» **Stated problem**
Please reproduce every line of the listing below word for word, omitting the pictures.

» **Available data**

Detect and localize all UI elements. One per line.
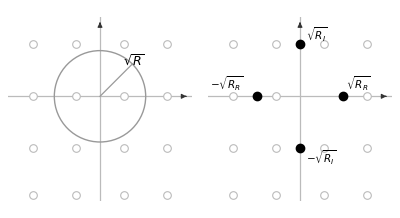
Text: $\sqrt{R_R}$: $\sqrt{R_R}$ (346, 75, 370, 93)
Text: $\sqrt{R_I}$: $\sqrt{R_I}$ (306, 26, 328, 44)
Text: $-\sqrt{R_I}$: $-\sqrt{R_I}$ (306, 148, 337, 167)
Text: $\sqrt{R}$: $\sqrt{R}$ (123, 53, 145, 68)
Text: $-\sqrt{R_R}$: $-\sqrt{R_R}$ (210, 75, 243, 93)
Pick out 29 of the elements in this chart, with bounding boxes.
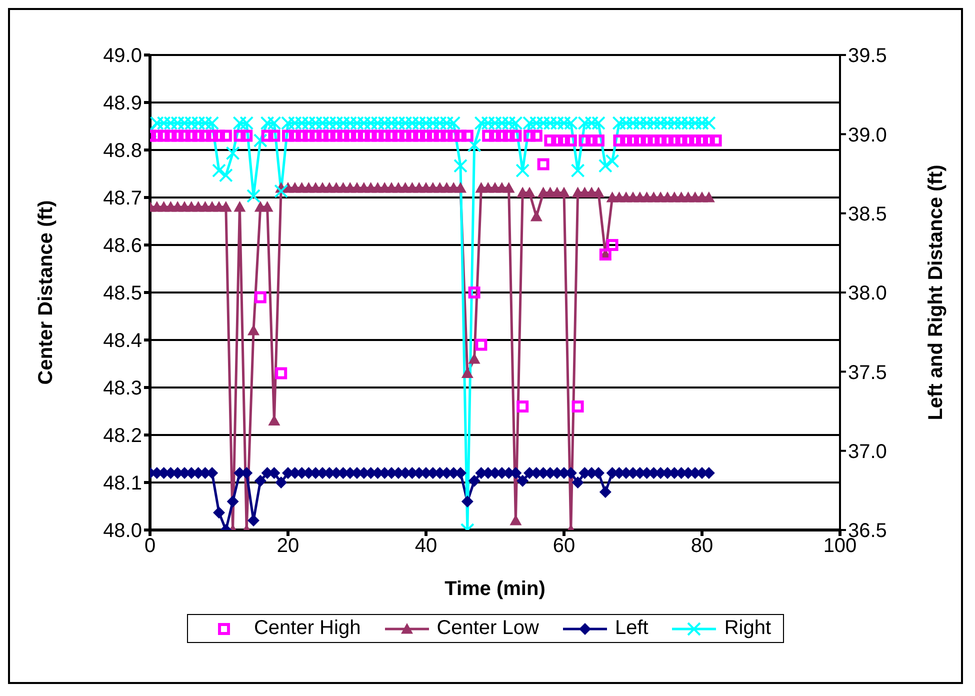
y-tick-label: 49.0: [103, 45, 142, 68]
y2-tick-label: 37.5: [848, 362, 887, 384]
legend-label: Left: [614, 617, 648, 640]
legend-label: Center High: [254, 617, 361, 640]
y-tick-label: 48.2: [103, 425, 142, 448]
x-tick-label: 0: [144, 535, 156, 558]
x-tick-label: 80: [690, 535, 714, 558]
legend-label: Right: [724, 617, 772, 640]
y2-tick-label: 38.5: [848, 203, 887, 226]
x-tick-label: 40: [414, 535, 438, 558]
x-axis-title: Time (min): [444, 578, 546, 600]
y2-tick-label: 37.0: [848, 440, 887, 463]
y-tick-label: 48.0: [103, 520, 142, 542]
legend-label: Center Low: [436, 617, 539, 640]
y-tick-label: 48.5: [103, 282, 142, 305]
y-tick-label: 48.3: [103, 378, 142, 400]
y-tick-label: 48.8: [103, 140, 142, 162]
y2-tick-label: 38.0: [848, 282, 887, 305]
y-tick-label: 48.6: [103, 235, 142, 258]
y2-tick-label: 39.0: [848, 124, 887, 146]
y2-axis-title: Left and Right Distance (ft): [925, 164, 948, 420]
y-axis-title: Center Distance (ft): [35, 200, 58, 385]
y-tick-label: 48.7: [103, 188, 142, 210]
y-tick-label: 48.1: [103, 472, 142, 495]
y-tick-label: 48.9: [103, 92, 142, 115]
y2-tick-label: 39.5: [848, 45, 887, 68]
y-tick-label: 48.4: [103, 330, 142, 352]
x-tick-label: 60: [552, 535, 576, 558]
x-tick-label: 20: [276, 535, 300, 558]
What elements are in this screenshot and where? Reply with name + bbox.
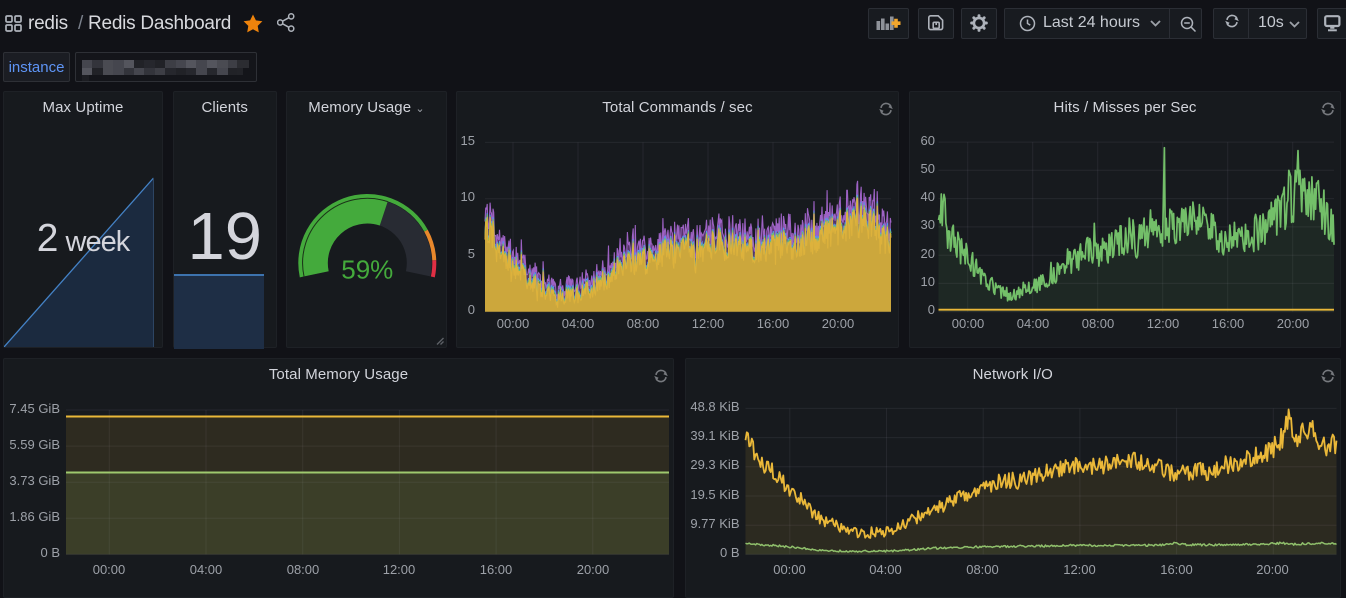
svg-text:59%: 59% bbox=[341, 254, 393, 284]
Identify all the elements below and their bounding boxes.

» **Solved problem**
Detect and localize all UI elements. One per line.
Text: $\sqrt{R_R}$: $\sqrt{R_R}$ (346, 75, 370, 93)
Text: $\sqrt{R_I}$: $\sqrt{R_I}$ (306, 26, 328, 44)
Text: $-\sqrt{R_I}$: $-\sqrt{R_I}$ (306, 148, 337, 167)
Text: $\sqrt{R}$: $\sqrt{R}$ (123, 53, 145, 68)
Text: $-\sqrt{R_R}$: $-\sqrt{R_R}$ (210, 75, 243, 93)
Pick out 29 of the elements in this chart, with bounding boxes.
y-tick-label: 49.0: [103, 45, 142, 68]
y2-tick-label: 37.5: [848, 362, 887, 384]
legend-label: Left: [614, 617, 648, 640]
legend-label: Center High: [254, 617, 361, 640]
y-tick-label: 48.2: [103, 425, 142, 448]
x-tick-label: 0: [144, 535, 156, 558]
x-tick-label: 80: [690, 535, 714, 558]
legend-label: Right: [724, 617, 772, 640]
y2-tick-label: 38.5: [848, 203, 887, 226]
x-tick-label: 40: [414, 535, 438, 558]
x-axis-title: Time (min): [444, 578, 546, 600]
y2-tick-label: 37.0: [848, 440, 887, 463]
y-tick-label: 48.0: [103, 520, 142, 542]
legend-label: Center Low: [436, 617, 539, 640]
y-tick-label: 48.5: [103, 282, 142, 305]
y-tick-label: 48.3: [103, 378, 142, 400]
y-tick-label: 48.8: [103, 140, 142, 162]
y2-tick-label: 38.0: [848, 282, 887, 305]
y-tick-label: 48.6: [103, 235, 142, 258]
y2-tick-label: 39.0: [848, 124, 887, 146]
y2-axis-title: Left and Right Distance (ft): [925, 164, 948, 420]
y-axis-title: Center Distance (ft): [35, 200, 58, 385]
y-tick-label: 48.7: [103, 188, 142, 210]
y-tick-label: 48.1: [103, 472, 142, 495]
y-tick-label: 48.9: [103, 92, 142, 115]
y2-tick-label: 39.5: [848, 45, 887, 68]
y-tick-label: 48.4: [103, 330, 142, 352]
x-tick-label: 60: [552, 535, 576, 558]
x-tick-label: 20: [276, 535, 300, 558]
What elements are in this screenshot and where? Reply with name + bbox.
svg-text:59%: 59% bbox=[341, 254, 393, 284]
Identify all the elements below and their bounding boxes.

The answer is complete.